• _Requirement_
Please repeat all of the lines that follow, exactly as written.
>>>>
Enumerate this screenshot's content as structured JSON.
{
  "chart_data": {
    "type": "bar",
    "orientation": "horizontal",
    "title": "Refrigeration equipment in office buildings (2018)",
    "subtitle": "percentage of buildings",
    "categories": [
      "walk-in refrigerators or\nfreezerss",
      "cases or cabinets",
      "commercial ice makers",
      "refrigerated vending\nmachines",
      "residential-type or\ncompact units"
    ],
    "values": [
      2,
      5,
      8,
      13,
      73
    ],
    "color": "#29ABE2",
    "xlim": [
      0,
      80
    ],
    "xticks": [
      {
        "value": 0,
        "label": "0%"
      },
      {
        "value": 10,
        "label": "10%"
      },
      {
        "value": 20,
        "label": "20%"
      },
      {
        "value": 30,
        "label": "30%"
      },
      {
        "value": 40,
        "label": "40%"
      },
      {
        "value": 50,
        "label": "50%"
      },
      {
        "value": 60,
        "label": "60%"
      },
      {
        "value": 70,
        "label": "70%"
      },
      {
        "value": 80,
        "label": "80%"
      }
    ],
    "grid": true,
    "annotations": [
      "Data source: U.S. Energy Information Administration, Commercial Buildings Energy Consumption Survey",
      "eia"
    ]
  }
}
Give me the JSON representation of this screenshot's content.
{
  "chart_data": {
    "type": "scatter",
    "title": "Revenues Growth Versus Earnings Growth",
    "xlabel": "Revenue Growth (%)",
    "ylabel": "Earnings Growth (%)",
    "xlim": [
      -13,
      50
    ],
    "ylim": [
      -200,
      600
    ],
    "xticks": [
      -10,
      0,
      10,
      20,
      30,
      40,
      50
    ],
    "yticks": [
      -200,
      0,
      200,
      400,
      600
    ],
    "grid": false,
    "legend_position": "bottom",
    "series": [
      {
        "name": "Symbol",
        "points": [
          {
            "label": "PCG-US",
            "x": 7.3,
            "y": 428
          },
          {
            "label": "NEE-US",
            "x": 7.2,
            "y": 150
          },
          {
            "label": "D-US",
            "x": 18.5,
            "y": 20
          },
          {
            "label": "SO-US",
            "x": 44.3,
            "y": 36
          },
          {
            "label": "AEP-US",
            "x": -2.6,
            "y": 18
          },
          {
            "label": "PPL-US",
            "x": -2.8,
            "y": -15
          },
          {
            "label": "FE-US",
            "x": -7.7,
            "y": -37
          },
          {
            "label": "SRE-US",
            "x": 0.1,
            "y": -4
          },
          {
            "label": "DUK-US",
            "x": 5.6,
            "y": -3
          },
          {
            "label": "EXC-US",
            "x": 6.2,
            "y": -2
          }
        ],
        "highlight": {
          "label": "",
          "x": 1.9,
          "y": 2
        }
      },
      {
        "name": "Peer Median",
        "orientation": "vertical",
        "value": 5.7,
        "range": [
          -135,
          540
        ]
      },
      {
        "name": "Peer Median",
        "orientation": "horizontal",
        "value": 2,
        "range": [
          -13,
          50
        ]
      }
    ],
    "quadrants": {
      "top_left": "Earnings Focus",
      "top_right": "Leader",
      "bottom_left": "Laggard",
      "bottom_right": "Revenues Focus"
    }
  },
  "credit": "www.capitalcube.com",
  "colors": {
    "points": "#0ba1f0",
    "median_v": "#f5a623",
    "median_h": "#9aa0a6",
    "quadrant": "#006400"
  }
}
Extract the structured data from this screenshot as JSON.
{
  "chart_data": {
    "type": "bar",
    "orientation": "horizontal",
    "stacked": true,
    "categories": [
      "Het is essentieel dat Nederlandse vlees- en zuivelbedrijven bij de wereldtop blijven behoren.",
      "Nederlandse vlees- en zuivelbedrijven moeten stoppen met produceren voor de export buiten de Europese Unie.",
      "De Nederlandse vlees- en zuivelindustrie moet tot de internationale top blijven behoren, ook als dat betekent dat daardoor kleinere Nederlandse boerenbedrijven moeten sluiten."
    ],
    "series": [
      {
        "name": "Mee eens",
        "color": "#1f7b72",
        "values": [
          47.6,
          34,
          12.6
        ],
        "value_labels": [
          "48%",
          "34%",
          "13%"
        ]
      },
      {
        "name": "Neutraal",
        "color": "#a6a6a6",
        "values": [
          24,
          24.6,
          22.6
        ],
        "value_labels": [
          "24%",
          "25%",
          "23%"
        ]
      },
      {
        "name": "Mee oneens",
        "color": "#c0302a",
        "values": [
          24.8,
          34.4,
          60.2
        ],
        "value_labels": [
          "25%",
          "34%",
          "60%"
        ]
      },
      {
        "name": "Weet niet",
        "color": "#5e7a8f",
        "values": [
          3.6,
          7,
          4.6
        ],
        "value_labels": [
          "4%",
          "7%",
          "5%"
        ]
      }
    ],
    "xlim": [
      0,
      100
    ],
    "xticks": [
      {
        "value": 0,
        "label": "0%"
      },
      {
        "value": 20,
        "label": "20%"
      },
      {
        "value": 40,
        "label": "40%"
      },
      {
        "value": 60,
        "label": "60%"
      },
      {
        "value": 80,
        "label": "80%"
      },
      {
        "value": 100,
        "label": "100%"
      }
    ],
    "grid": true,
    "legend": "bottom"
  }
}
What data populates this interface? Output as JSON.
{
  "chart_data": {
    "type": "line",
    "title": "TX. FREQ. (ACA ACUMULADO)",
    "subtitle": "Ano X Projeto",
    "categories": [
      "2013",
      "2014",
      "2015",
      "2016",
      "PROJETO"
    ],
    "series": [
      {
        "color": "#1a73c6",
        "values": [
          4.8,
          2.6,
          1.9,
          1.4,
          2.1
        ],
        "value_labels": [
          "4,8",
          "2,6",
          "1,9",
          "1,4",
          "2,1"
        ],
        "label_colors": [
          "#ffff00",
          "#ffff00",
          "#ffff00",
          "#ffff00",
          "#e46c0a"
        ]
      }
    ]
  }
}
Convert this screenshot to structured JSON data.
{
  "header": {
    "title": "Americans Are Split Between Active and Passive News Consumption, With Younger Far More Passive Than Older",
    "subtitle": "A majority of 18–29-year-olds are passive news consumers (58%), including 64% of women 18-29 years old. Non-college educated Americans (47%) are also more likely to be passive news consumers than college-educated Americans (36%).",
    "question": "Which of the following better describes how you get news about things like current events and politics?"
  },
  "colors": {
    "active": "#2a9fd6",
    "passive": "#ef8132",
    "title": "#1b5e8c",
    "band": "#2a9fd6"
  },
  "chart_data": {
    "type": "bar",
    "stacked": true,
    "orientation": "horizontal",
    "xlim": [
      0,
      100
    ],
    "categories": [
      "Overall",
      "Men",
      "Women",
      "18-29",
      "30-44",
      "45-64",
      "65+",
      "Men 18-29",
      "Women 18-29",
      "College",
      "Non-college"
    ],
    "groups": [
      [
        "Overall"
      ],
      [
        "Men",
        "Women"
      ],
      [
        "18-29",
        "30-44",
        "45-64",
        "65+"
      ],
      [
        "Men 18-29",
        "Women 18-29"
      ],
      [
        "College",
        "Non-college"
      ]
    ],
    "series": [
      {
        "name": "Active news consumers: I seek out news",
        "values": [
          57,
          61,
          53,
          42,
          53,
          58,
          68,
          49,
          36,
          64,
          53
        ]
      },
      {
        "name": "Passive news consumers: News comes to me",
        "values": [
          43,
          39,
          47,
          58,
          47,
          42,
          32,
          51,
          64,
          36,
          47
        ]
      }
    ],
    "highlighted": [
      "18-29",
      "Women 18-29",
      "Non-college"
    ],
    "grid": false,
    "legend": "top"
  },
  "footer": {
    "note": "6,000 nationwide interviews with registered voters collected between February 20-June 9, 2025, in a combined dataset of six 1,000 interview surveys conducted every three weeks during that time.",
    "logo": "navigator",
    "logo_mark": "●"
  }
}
<<<<
• _Complete answer_
Enumerate this screenshot's content as structured JSON.
{
  "chart_data": {
    "type": "bar",
    "orientation": "horizontal",
    "title": "Refrigeration equipment in office buildings (2018)",
    "subtitle": "percentage of buildings",
    "categories": [
      "walk-in refrigerators or\nfreezerss",
      "cases or cabinets",
      "commercial ice makers",
      "refrigerated vending\nmachines",
      "residential-type or\ncompact units"
    ],
    "values": [
      2,
      5,
      8,
      13,
      73
    ],
    "color": "#29ABE2",
    "xlim": [
      0,
      80
    ],
    "xticks": [
      {
        "value": 0,
        "label": "0%"
      },
      {
        "value": 10,
        "label": "10%"
      },
      {
        "value": 20,
        "label": "20%"
      },
      {
        "value": 30,
        "label": "30%"
      },
      {
        "value": 40,
        "label": "40%"
      },
      {
        "value": 50,
        "label": "50%"
      },
      {
        "value": 60,
        "label": "60%"
      },
      {
        "value": 70,
        "label": "70%"
      },
      {
        "value": 80,
        "label": "80%"
      }
    ],
    "grid": true,
    "annotations": [
      "Data source: U.S. Energy Information Administration, Commercial Buildings Energy Consumption Survey",
      "eia"
    ]
  }
}
Give me the JSON representation of this screenshot's content.
{
  "chart_data": {
    "type": "scatter",
    "title": "Revenues Growth Versus Earnings Growth",
    "xlabel": "Revenue Growth (%)",
    "ylabel": "Earnings Growth (%)",
    "xlim": [
      -13,
      50
    ],
    "ylim": [
      -200,
      600
    ],
    "xticks": [
      -10,
      0,
      10,
      20,
      30,
      40,
      50
    ],
    "yticks": [
      -200,
      0,
      200,
      400,
      600
    ],
    "grid": false,
    "legend_position": "bottom",
    "series": [
      {
        "name": "Symbol",
        "points": [
          {
            "label": "PCG-US",
            "x": 7.3,
            "y": 428
          },
          {
            "label": "NEE-US",
            "x": 7.2,
            "y": 150
          },
          {
            "label": "D-US",
            "x": 18.5,
            "y": 20
          },
          {
            "label": "SO-US",
            "x": 44.3,
            "y": 36
          },
          {
            "label": "AEP-US",
            "x": -2.6,
            "y": 18
          },
          {
            "label": "PPL-US",
            "x": -2.8,
            "y": -15
          },
          {
            "label": "FE-US",
            "x": -7.7,
            "y": -37
          },
          {
            "label": "SRE-US",
            "x": 0.1,
            "y": -4
          },
          {
            "label": "DUK-US",
            "x": 5.6,
            "y": -3
          },
          {
            "label": "EXC-US",
            "x": 6.2,
            "y": -2
          }
        ],
        "highlight": {
          "label": "",
          "x": 1.9,
          "y": 2
        }
      },
      {
        "name": "Peer Median",
        "orientation": "vertical",
        "value": 5.7,
        "range": [
          -135,
          540
        ]
      },
      {
        "name": "Peer Median",
        "orientation": "horizontal",
        "value": 2,
        "range": [
          -13,
          50
        ]
      }
    ],
    "quadrants": {
      "top_left": "Earnings Focus",
      "top_right": "Leader",
      "bottom_left": "Laggard",
      "bottom_right": "Revenues Focus"
    }
  },
  "credit": "www.capitalcube.com",
  "colors": {
    "points": "#0ba1f0",
    "median_v": "#f5a623",
    "median_h": "#9aa0a6",
    "quadrant": "#006400"
  }
}
Extract the structured data from this screenshot as JSON.
{
  "chart_data": {
    "type": "bar",
    "orientation": "horizontal",
    "stacked": true,
    "categories": [
      "Het is essentieel dat Nederlandse vlees- en zuivelbedrijven bij de wereldtop blijven behoren.",
      "Nederlandse vlees- en zuivelbedrijven moeten stoppen met produceren voor de export buiten de Europese Unie.",
      "De Nederlandse vlees- en zuivelindustrie moet tot de internationale top blijven behoren, ook als dat betekent dat daardoor kleinere Nederlandse boerenbedrijven moeten sluiten."
    ],
    "series": [
      {
        "name": "Mee eens",
        "color": "#1f7b72",
        "values": [
          47.6,
          34,
          12.6
        ],
        "value_labels": [
          "48%",
          "34%",
          "13%"
        ]
      },
      {
        "name": "Neutraal",
        "color": "#a6a6a6",
        "values": [
          24,
          24.6,
          22.6
        ],
        "value_labels": [
          "24%",
          "25%",
          "23%"
        ]
      },
      {
        "name": "Mee oneens",
        "color": "#c0302a",
        "values": [
          24.8,
          34.4,
          60.2
        ],
        "value_labels": [
          "25%",
          "34%",
          "60%"
        ]
      },
      {
        "name": "Weet niet",
        "color": "#5e7a8f",
        "values": [
          3.6,
          7,
          4.6
        ],
        "value_labels": [
          "4%",
          "7%",
          "5%"
        ]
      }
    ],
    "xlim": [
      0,
      100
    ],
    "xticks": [
      {
        "value": 0,
        "label": "0%"
      },
      {
        "value": 20,
        "label": "20%"
      },
      {
        "value": 40,
        "label": "40%"
      },
      {
        "value": 60,
        "label": "60%"
      },
      {
        "value": 80,
        "label": "80%"
      },
      {
        "value": 100,
        "label": "100%"
      }
    ],
    "grid": true,
    "legend": "bottom"
  }
}
What data populates this interface? Output as JSON.
{
  "chart_data": {
    "type": "line",
    "title": "TX. FREQ. (ACA ACUMULADO)",
    "subtitle": "Ano X Projeto",
    "categories": [
      "2013",
      "2014",
      "2015",
      "2016",
      "PROJETO"
    ],
    "series": [
      {
        "color": "#1a73c6",
        "values": [
          4.8,
          2.6,
          1.9,
          1.4,
          2.1
        ],
        "value_labels": [
          "4,8",
          "2,6",
          "1,9",
          "1,4",
          "2,1"
        ],
        "label_colors": [
          "#ffff00",
          "#ffff00",
          "#ffff00",
          "#ffff00",
          "#e46c0a"
        ]
      }
    ]
  }
}
Convert this screenshot to structured JSON data.
{
  "header": {
    "title": "Americans Are Split Between Active and Passive News Consumption, With Younger Far More Passive Than Older",
    "subtitle": "A majority of 18–29-year-olds are passive news consumers (58%), including 64% of women 18-29 years old. Non-college educated Americans (47%) are also more likely to be passive news consumers than college-educated Americans (36%).",
    "question": "Which of the following better describes how you get news about things like current events and politics?"
  },
  "colors": {
    "active": "#2a9fd6",
    "passive": "#ef8132",
    "title": "#1b5e8c",
    "band": "#2a9fd6"
  },
  "chart_data": {
    "type": "bar",
    "stacked": true,
    "orientation": "horizontal",
    "xlim": [
      0,
      100
    ],
    "categories": [
      "Overall",
      "Men",
      "Women",
      "18-29",
      "30-44",
      "45-64",
      "65+",
      "Men 18-29",
      "Women 18-29",
      "College",
      "Non-college"
    ],
    "groups": [
      [
        "Overall"
      ],
      [
        "Men",
        "Women"
      ],
      [
        "18-29",
        "30-44",
        "45-64",
        "65+"
      ],
      [
        "Men 18-29",
        "Women 18-29"
      ],
      [
        "College",
        "Non-college"
      ]
    ],
    "series": [
      {
        "name": "Active news consumers: I seek out news",
        "values": [
          57,
          61,
          53,
          42,
          53,
          58,
          68,
          49,
          36,
          64,
          53
        ]
      },
      {
        "name": "Passive news consumers: News comes to me",
        "values": [
          43,
          39,
          47,
          58,
          47,
          42,
          32,
          51,
          64,
          36,
          47
        ]
      }
    ],
    "highlighted": [
      "18-29",
      "Women 18-29",
      "Non-college"
    ],
    "grid": false,
    "legend": "top"
  },
  "footer": {
    "note": "6,000 nationwide interviews with registered voters collected between February 20-June 9, 2025, in a combined dataset of six 1,000 interview surveys conducted every three weeks during that time.",
    "logo": "navigator",
    "logo_mark": "●"
  }
}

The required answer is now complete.